Task to complete: Retype the whole listing verbatim and keep the pictures out of it.

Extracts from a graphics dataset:
------------------------
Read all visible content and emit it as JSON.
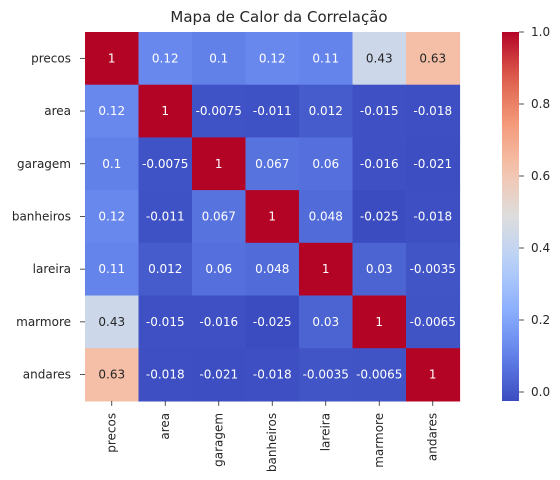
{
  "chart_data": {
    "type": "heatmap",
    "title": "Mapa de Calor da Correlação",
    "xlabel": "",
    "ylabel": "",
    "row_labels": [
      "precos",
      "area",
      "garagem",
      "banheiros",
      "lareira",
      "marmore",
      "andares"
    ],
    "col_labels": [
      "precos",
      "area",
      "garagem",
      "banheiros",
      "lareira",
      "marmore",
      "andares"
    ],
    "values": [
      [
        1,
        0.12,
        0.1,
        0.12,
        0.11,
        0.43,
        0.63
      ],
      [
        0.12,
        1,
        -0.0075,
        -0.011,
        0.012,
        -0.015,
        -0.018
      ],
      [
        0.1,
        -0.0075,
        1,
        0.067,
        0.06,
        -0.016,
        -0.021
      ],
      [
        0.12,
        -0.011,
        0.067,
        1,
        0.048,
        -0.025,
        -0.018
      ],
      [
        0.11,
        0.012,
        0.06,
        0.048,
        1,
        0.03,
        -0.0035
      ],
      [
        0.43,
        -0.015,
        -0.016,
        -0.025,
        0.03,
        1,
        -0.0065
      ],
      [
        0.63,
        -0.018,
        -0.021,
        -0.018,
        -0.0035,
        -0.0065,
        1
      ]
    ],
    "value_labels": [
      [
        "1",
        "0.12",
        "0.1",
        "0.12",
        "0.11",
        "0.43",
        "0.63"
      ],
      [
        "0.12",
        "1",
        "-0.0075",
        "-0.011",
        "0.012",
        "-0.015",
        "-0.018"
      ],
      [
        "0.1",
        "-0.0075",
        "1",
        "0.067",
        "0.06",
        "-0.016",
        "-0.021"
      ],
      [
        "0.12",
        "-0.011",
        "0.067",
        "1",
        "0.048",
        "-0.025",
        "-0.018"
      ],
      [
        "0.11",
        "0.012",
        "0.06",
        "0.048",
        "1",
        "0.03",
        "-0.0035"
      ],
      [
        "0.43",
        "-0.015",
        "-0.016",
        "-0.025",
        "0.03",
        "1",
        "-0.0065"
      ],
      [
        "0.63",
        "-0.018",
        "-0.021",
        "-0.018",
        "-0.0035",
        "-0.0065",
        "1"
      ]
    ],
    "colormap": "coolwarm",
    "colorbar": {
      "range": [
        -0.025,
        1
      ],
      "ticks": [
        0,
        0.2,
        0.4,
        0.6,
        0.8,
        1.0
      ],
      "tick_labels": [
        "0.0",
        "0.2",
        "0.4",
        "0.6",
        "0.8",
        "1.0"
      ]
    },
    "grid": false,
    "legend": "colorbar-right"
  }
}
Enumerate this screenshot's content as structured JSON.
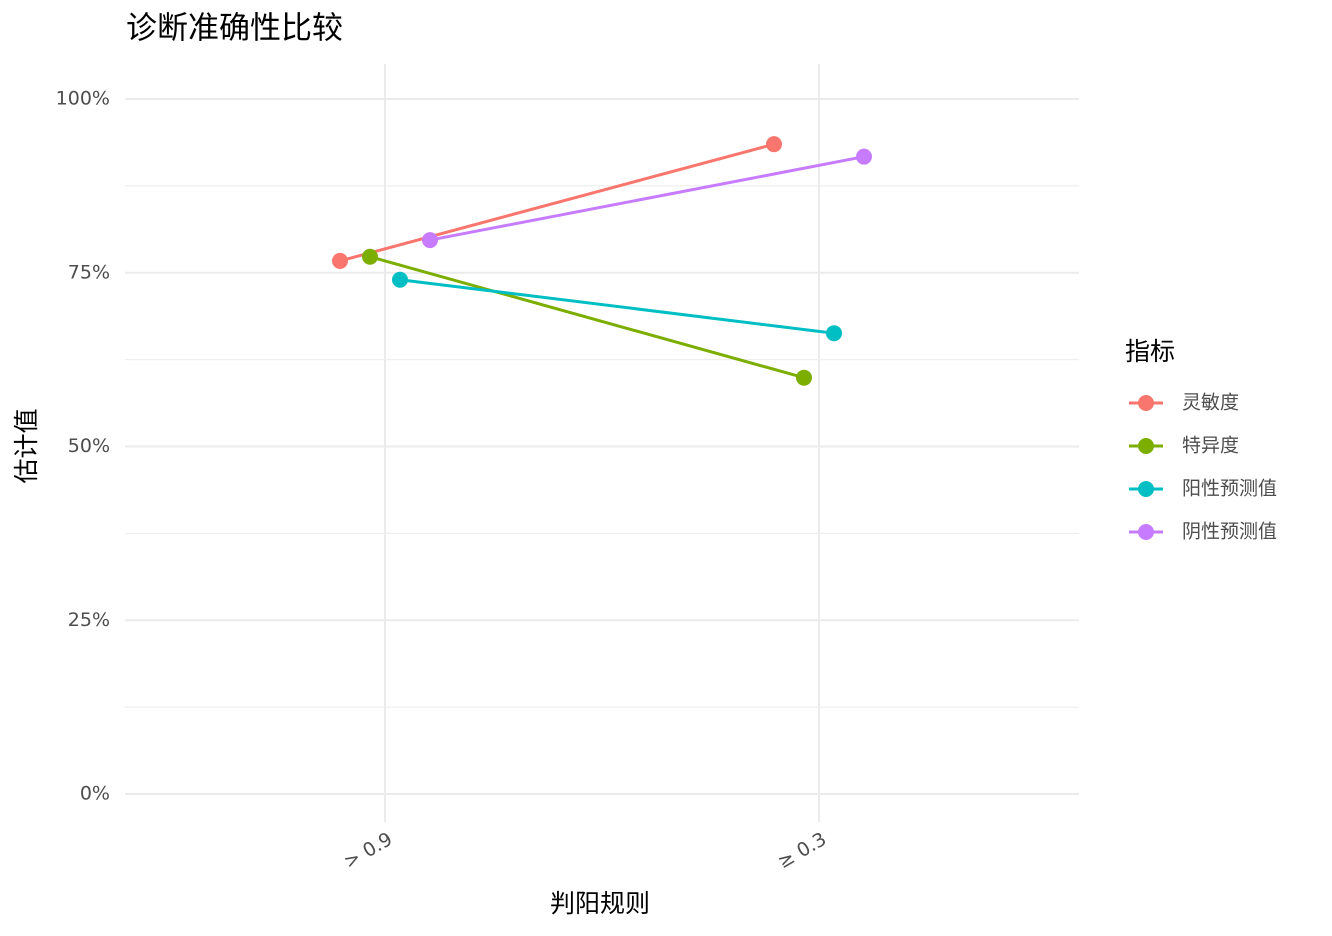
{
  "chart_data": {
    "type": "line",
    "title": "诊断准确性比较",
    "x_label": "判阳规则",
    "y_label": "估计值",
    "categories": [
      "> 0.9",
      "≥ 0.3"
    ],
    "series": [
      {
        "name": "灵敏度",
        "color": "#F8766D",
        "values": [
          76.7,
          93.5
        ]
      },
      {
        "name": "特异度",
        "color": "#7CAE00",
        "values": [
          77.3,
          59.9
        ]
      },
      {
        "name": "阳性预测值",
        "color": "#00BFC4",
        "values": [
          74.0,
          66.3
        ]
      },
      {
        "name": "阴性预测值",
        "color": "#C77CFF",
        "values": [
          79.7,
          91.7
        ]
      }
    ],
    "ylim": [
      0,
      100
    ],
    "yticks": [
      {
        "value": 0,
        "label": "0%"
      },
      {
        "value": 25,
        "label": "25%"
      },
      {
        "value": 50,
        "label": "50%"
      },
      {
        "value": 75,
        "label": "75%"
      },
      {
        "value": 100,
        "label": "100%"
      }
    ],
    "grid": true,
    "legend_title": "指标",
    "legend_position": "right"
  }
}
------------------------
Exercise answer:
Read all visible content and emit it as JSON.
{
  "chart_data": {
    "type": "heatmap",
    "title": "Mapa de Calor da Correlação",
    "xlabel": "",
    "ylabel": "",
    "row_labels": [
      "precos",
      "area",
      "garagem",
      "banheiros",
      "lareira",
      "marmore",
      "andares"
    ],
    "col_labels": [
      "precos",
      "area",
      "garagem",
      "banheiros",
      "lareira",
      "marmore",
      "andares"
    ],
    "values": [
      [
        1,
        0.12,
        0.1,
        0.12,
        0.11,
        0.43,
        0.63
      ],
      [
        0.12,
        1,
        -0.0075,
        -0.011,
        0.012,
        -0.015,
        -0.018
      ],
      [
        0.1,
        -0.0075,
        1,
        0.067,
        0.06,
        -0.016,
        -0.021
      ],
      [
        0.12,
        -0.011,
        0.067,
        1,
        0.048,
        -0.025,
        -0.018
      ],
      [
        0.11,
        0.012,
        0.06,
        0.048,
        1,
        0.03,
        -0.0035
      ],
      [
        0.43,
        -0.015,
        -0.016,
        -0.025,
        0.03,
        1,
        -0.0065
      ],
      [
        0.63,
        -0.018,
        -0.021,
        -0.018,
        -0.0035,
        -0.0065,
        1
      ]
    ],
    "value_labels": [
      [
        "1",
        "0.12",
        "0.1",
        "0.12",
        "0.11",
        "0.43",
        "0.63"
      ],
      [
        "0.12",
        "1",
        "-0.0075",
        "-0.011",
        "0.012",
        "-0.015",
        "-0.018"
      ],
      [
        "0.1",
        "-0.0075",
        "1",
        "0.067",
        "0.06",
        "-0.016",
        "-0.021"
      ],
      [
        "0.12",
        "-0.011",
        "0.067",
        "1",
        "0.048",
        "-0.025",
        "-0.018"
      ],
      [
        "0.11",
        "0.012",
        "0.06",
        "0.048",
        "1",
        "0.03",
        "-0.0035"
      ],
      [
        "0.43",
        "-0.015",
        "-0.016",
        "-0.025",
        "0.03",
        "1",
        "-0.0065"
      ],
      [
        "0.63",
        "-0.018",
        "-0.021",
        "-0.018",
        "-0.0035",
        "-0.0065",
        "1"
      ]
    ],
    "colormap": "coolwarm",
    "colorbar": {
      "range": [
        -0.025,
        1
      ],
      "ticks": [
        0,
        0.2,
        0.4,
        0.6,
        0.8,
        1.0
      ],
      "tick_labels": [
        "0.0",
        "0.2",
        "0.4",
        "0.6",
        "0.8",
        "1.0"
      ]
    },
    "grid": false,
    "legend": "colorbar-right"
  }
}
Enumerate this screenshot's content as structured JSON.
{
  "chart_data": {
    "type": "line",
    "title": "诊断准确性比较",
    "x_label": "判阳规则",
    "y_label": "估计值",
    "categories": [
      "> 0.9",
      "≥ 0.3"
    ],
    "series": [
      {
        "name": "灵敏度",
        "color": "#F8766D",
        "values": [
          76.7,
          93.5
        ]
      },
      {
        "name": "特异度",
        "color": "#7CAE00",
        "values": [
          77.3,
          59.9
        ]
      },
      {
        "name": "阳性预测值",
        "color": "#00BFC4",
        "values": [
          74.0,
          66.3
        ]
      },
      {
        "name": "阴性预测值",
        "color": "#C77CFF",
        "values": [
          79.7,
          91.7
        ]
      }
    ],
    "ylim": [
      0,
      100
    ],
    "yticks": [
      {
        "value": 0,
        "label": "0%"
      },
      {
        "value": 25,
        "label": "25%"
      },
      {
        "value": 50,
        "label": "50%"
      },
      {
        "value": 75,
        "label": "75%"
      },
      {
        "value": 100,
        "label": "100%"
      }
    ],
    "grid": true,
    "legend_title": "指标",
    "legend_position": "right"
  }
}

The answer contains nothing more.